> _EXTRACTED TEXT_:
U.S. airlines are scrambling to calm jittery passengers and investors while addressing growing public health concerns as the swine flu outbreak moves north of the Mexican border.
Travel to Mexico typically tails off this time of the year, a factor that may help officials contain the outbreak within the U.S., where relatively few cases and no deaths have been reported, as yet.
But for carriers, the bigger concern is that airline passengers may stop traveling within the U.S. and to other overseas countries if the number of cases reported continues to rise rapidly.
The worst-case scenario? Fearful passengers would stay home in droves, prompting a huge drop in air travel similar to the fall-off that surrounded the SARS epidemic in 2003. Offering shades of that earlier crisis, Hong Kong and Taiwan have warned that any passengers arriving with flu-like symptoms would be quarantined.
While the prospect of a major outbreak within the U.S. remains a distant threat, investors still fled airline stocks Monday. Shares of the six largest U.S. carriers were down between 9.4 percent and 17.4 percent in Monday training.

> _TASK DESCRIPTION_:
Reproduce the passage of the swine flu and airlines article from "While the prospect" up to and including "in Monday training.", without any changes.

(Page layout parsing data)

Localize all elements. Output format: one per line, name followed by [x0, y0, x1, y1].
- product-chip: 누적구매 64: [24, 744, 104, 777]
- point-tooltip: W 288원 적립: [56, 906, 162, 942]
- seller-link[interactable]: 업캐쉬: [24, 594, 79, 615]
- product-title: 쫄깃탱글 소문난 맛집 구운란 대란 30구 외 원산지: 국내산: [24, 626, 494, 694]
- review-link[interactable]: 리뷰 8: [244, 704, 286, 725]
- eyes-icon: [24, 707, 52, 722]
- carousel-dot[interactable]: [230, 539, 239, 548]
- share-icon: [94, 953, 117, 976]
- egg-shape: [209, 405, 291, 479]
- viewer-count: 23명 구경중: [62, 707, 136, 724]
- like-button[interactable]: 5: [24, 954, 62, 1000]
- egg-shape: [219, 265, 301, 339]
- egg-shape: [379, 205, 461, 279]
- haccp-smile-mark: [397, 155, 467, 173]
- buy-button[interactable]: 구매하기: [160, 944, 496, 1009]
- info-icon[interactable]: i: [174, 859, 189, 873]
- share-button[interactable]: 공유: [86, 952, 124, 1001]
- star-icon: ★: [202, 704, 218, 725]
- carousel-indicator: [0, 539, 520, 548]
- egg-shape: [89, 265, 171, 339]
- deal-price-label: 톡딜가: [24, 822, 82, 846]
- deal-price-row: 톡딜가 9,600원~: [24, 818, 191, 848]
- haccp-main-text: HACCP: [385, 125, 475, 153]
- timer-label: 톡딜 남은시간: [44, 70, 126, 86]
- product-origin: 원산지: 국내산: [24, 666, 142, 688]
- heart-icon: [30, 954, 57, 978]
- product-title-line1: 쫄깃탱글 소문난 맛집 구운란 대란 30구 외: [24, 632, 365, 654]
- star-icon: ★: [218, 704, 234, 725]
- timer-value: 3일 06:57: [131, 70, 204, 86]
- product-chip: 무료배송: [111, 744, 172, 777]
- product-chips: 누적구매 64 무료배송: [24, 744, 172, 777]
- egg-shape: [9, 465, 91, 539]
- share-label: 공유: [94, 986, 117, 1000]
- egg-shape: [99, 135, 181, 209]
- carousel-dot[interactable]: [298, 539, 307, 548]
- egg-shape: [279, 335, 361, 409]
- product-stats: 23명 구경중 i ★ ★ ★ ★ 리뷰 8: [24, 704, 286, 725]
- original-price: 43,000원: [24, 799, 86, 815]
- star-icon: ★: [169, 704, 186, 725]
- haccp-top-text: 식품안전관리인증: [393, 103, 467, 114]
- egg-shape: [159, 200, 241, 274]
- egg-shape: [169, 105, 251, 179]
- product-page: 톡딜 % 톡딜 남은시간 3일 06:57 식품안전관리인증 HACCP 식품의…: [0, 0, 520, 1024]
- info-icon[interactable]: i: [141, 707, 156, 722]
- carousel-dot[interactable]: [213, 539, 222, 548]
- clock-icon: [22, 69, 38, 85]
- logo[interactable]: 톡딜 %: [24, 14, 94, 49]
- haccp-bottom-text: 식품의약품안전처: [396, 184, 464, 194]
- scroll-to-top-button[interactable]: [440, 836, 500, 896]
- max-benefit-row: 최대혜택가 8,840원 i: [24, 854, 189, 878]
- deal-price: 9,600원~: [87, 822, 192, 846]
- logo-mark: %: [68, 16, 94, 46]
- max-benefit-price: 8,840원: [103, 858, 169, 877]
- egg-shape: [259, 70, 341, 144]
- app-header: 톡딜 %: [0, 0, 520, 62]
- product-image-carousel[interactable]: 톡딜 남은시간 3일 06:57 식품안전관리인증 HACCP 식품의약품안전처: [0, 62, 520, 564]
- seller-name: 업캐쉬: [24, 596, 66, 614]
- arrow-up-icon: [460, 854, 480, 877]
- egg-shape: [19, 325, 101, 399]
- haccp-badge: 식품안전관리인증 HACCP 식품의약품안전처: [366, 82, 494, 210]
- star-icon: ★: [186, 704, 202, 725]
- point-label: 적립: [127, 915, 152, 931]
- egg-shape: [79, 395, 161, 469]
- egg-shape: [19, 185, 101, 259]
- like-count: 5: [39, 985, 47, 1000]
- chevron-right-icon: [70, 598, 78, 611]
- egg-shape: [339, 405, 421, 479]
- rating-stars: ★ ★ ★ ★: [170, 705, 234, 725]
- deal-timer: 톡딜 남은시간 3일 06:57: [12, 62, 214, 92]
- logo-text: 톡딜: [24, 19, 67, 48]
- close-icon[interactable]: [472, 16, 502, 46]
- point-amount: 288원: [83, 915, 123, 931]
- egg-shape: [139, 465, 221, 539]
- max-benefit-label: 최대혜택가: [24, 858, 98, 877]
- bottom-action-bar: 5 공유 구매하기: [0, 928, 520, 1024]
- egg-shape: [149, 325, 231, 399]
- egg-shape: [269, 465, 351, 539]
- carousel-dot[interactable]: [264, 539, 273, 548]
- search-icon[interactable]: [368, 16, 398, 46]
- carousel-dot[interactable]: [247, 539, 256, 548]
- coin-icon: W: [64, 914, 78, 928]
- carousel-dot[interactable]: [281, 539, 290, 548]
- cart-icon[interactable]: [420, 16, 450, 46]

> _FINISHED TASK_:
While the prospect of a major outbreak within the U.S. remains a distant threat, investors still fled airline stocks Monday. Shares of the six largest U.S. carriers were down between 9.4 percent and 17.4 percent in Monday training.